(Annotated region listings)
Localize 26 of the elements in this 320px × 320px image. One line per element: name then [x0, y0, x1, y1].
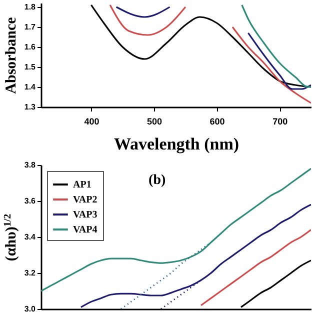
- y-tick-label: 3.6: [24, 196, 36, 206]
- y-tick-label: 3.0: [24, 304, 36, 314]
- legend-label: VAP3: [73, 210, 98, 220]
- x-tick-label: 700: [272, 116, 288, 126]
- x-axis-title: Wavelength (nm): [114, 134, 240, 154]
- legend-label: AP1: [73, 180, 92, 190]
- y-tick-label: 1.3: [24, 102, 36, 112]
- legend-label: VAP2: [73, 194, 98, 206]
- x-tick-label: 500: [147, 116, 162, 126]
- y-tick-label: 1.7: [24, 22, 36, 32]
- y-tick-label: 3.2: [24, 268, 36, 278]
- y-tick-label: 1.8: [24, 2, 36, 12]
- line-series: [241, 4, 311, 88]
- x-tick-label: 400: [84, 116, 100, 126]
- annotation: (b): [148, 173, 166, 188]
- line-series: [120, 242, 212, 309]
- line-series: [200, 229, 311, 306]
- y-axis-title: Absorbance: [3, 16, 20, 94]
- x-tick-label: 600: [210, 116, 225, 126]
- y-tick-label: 1.4: [24, 82, 36, 92]
- line-series: [41, 168, 311, 292]
- y-tick-label: 3.4: [24, 232, 36, 242]
- y-tick-label: 3.8: [24, 160, 36, 170]
- legend-label: VAP4: [73, 224, 98, 236]
- y-tick-label: 1.6: [24, 42, 36, 52]
- y-tick-label: 1.5: [24, 62, 36, 72]
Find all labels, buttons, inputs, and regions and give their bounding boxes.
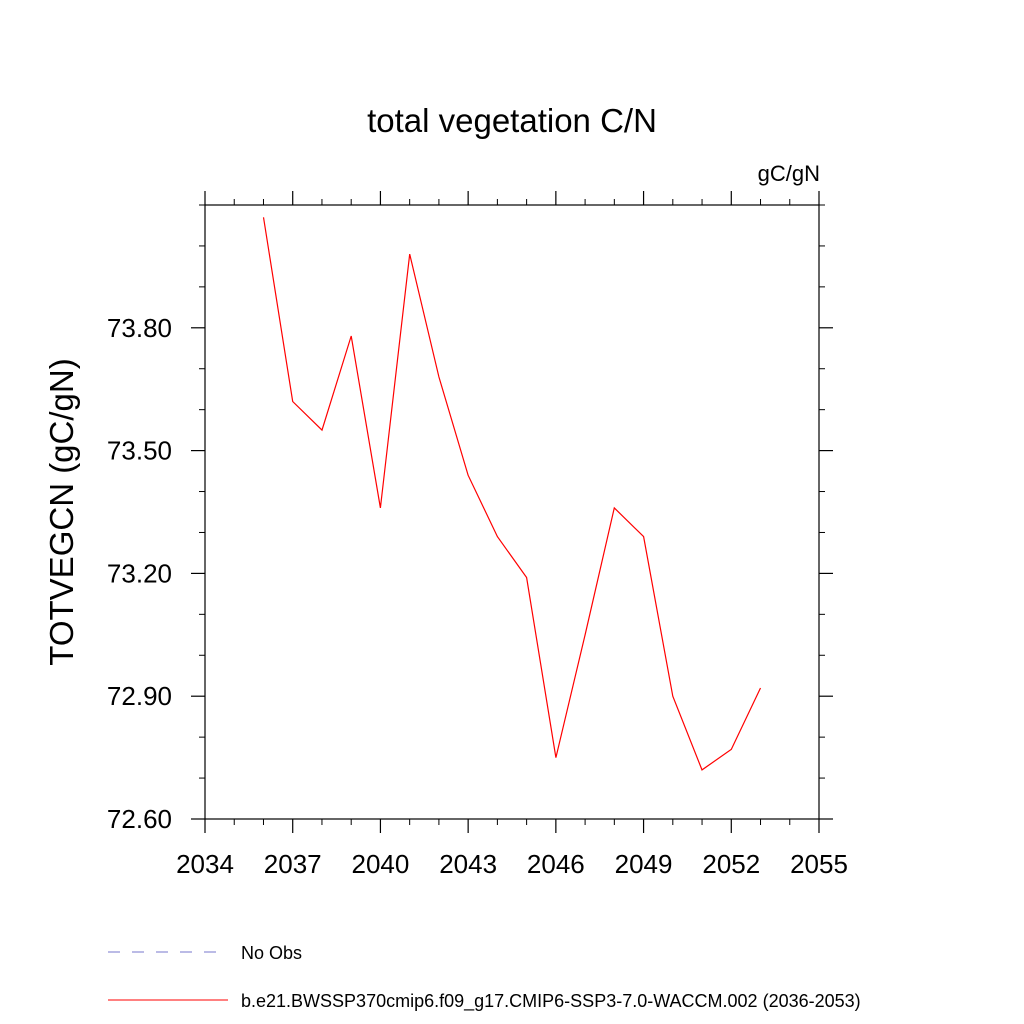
x-tick-label: 2040 [352,849,410,879]
x-tick-label: 2046 [527,849,585,879]
x-tick-label: 2037 [264,849,322,879]
legend-label: b.e21.BWSSP370cmip6.f09_g17.CMIP6-SSP3-7… [241,991,861,1012]
legend: No Obs b.e21.BWSSP370cmip6.f09_g17.CMIP6-… [108,943,861,1012]
y-tick-label: 72.60 [107,804,172,834]
x-tick-label: 2049 [615,849,673,879]
x-tick-label: 2034 [176,849,234,879]
legend-label: No Obs [241,943,302,963]
y-axis-label: TOTVEGCN (gC/gN) [43,358,80,665]
plot-frame [204,204,820,820]
series-line [262,217,762,771]
y-tick-label: 73.80 [107,313,172,343]
series-layer [262,217,762,771]
y-tick-label: 72.90 [107,681,172,711]
axis-ticks: 2034 2037 2040 2043 2046 2049 2052 2055 72.60 72.… [107,191,848,879]
y-tick-label: 73.20 [107,558,172,588]
chart-title: total vegetation C/N [367,102,657,139]
x-tick-label: 2052 [702,849,760,879]
x-tick-label: 2055 [790,849,848,879]
y-tick-label: 73.50 [107,436,172,466]
x-tick-label: 2043 [439,849,497,879]
units-label: gC/gN [758,161,820,186]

= Goal of the exercise =
Reproduce both listings above line for line without any changes, and leave the pictures out.

= Exercise result =
Localize 26 of the elements in this 320px × 320px image. One line per element: name then [x0, y0, x1, y1].
- y-tick-label: 3.6: [24, 196, 36, 206]
- y-tick-label: 3.0: [24, 304, 36, 314]
- legend-label: VAP3: [73, 210, 98, 220]
- x-tick-label: 700: [272, 116, 288, 126]
- x-axis-title: Wavelength (nm): [114, 134, 240, 154]
- legend-label: AP1: [73, 180, 92, 190]
- y-tick-label: 1.3: [24, 102, 36, 112]
- legend-label: VAP2: [73, 194, 98, 206]
- x-tick-label: 500: [147, 116, 162, 126]
- y-tick-label: 1.7: [24, 22, 36, 32]
- y-tick-label: 3.2: [24, 268, 36, 278]
- y-tick-label: 1.8: [24, 2, 36, 12]
- line-series: [241, 4, 311, 88]
- x-tick-label: 400: [84, 116, 100, 126]
- annotation: (b): [148, 173, 166, 188]
- line-series: [120, 242, 212, 309]
- line-series: [200, 229, 311, 306]
- y-axis-title: Absorbance: [3, 16, 20, 94]
- x-tick-label: 600: [210, 116, 225, 126]
- y-tick-label: 1.4: [24, 82, 36, 92]
- line-series: [41, 168, 311, 292]
- y-tick-label: 3.4: [24, 232, 36, 242]
- y-tick-label: 3.8: [24, 160, 36, 170]
- legend-label: VAP4: [73, 224, 98, 236]
- y-tick-label: 1.6: [24, 42, 36, 52]
- y-tick-label: 1.5: [24, 62, 36, 72]
Find all labels, buttons, inputs, and regions and give their bounding boxes.
x-tick-label: 2040 [352,849,410,879]
x-tick-label: 2046 [527,849,585,879]
x-tick-label: 2037 [264,849,322,879]
legend-label: b.e21.BWSSP370cmip6.f09_g17.CMIP6-SSP3-7… [241,991,861,1012]
legend: No Obs b.e21.BWSSP370cmip6.f09_g17.CMIP6-… [108,943,861,1012]
y-tick-label: 72.60 [107,804,172,834]
x-tick-label: 2049 [615,849,673,879]
x-tick-label: 2034 [176,849,234,879]
legend-label: No Obs [241,943,302,963]
y-axis-label: TOTVEGCN (gC/gN) [43,358,80,665]
plot-frame [204,204,820,820]
series-line [262,217,762,771]
y-tick-label: 73.80 [107,313,172,343]
series-layer [262,217,762,771]
y-tick-label: 72.90 [107,681,172,711]
axis-ticks: 2034 2037 2040 2043 2046 2049 2052 2055 72.60 72.… [107,191,848,879]
y-tick-label: 73.20 [107,558,172,588]
chart-title: total vegetation C/N [367,102,657,139]
x-tick-label: 2052 [702,849,760,879]
x-tick-label: 2055 [790,849,848,879]
y-tick-label: 73.50 [107,436,172,466]
x-tick-label: 2043 [439,849,497,879]
units-label: gC/gN [758,161,820,186]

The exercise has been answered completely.